* [Given request]:
In the data below, find every line with the string "Dewpoint" and pull it out.

Rows from a figure dataset
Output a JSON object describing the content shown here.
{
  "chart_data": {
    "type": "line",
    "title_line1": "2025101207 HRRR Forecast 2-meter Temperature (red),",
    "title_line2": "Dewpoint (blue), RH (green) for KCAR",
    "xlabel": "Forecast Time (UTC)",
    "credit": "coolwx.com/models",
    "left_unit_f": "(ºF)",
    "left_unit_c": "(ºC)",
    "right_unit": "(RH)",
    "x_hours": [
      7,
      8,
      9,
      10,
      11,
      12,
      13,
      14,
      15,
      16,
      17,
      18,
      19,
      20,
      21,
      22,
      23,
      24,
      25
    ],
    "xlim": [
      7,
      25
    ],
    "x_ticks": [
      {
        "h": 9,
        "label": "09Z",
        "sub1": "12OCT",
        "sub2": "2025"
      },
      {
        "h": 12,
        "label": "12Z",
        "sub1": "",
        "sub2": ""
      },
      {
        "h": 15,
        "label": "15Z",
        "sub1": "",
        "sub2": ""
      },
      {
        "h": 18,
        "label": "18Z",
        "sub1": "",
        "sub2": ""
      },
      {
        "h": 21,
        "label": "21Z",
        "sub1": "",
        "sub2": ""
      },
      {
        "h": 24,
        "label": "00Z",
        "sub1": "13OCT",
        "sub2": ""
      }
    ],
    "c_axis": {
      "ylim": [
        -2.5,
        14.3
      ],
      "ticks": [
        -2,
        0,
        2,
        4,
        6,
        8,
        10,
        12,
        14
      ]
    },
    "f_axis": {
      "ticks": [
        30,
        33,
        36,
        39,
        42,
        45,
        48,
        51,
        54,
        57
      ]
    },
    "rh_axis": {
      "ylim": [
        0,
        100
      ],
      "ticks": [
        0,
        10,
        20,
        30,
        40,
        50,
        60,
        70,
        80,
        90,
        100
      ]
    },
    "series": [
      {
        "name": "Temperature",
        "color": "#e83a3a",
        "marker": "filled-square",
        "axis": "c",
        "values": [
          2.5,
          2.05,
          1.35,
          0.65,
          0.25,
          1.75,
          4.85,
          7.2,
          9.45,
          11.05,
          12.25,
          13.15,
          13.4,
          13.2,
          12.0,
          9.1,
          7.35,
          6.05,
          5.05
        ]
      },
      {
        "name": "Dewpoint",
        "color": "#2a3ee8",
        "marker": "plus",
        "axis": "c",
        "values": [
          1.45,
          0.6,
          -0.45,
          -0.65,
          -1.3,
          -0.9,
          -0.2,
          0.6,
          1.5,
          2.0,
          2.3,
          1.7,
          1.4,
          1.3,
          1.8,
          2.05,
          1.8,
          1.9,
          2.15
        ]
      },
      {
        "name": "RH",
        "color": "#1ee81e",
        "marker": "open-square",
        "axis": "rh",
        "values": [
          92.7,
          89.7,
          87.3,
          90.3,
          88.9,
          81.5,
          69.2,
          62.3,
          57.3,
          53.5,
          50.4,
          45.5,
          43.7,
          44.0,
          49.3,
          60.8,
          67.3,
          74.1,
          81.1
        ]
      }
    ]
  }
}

* [Written reply]:
    "title_line2": "Dewpoint (blue), RH (green) for KCAR",
        "name": "Dewpoint",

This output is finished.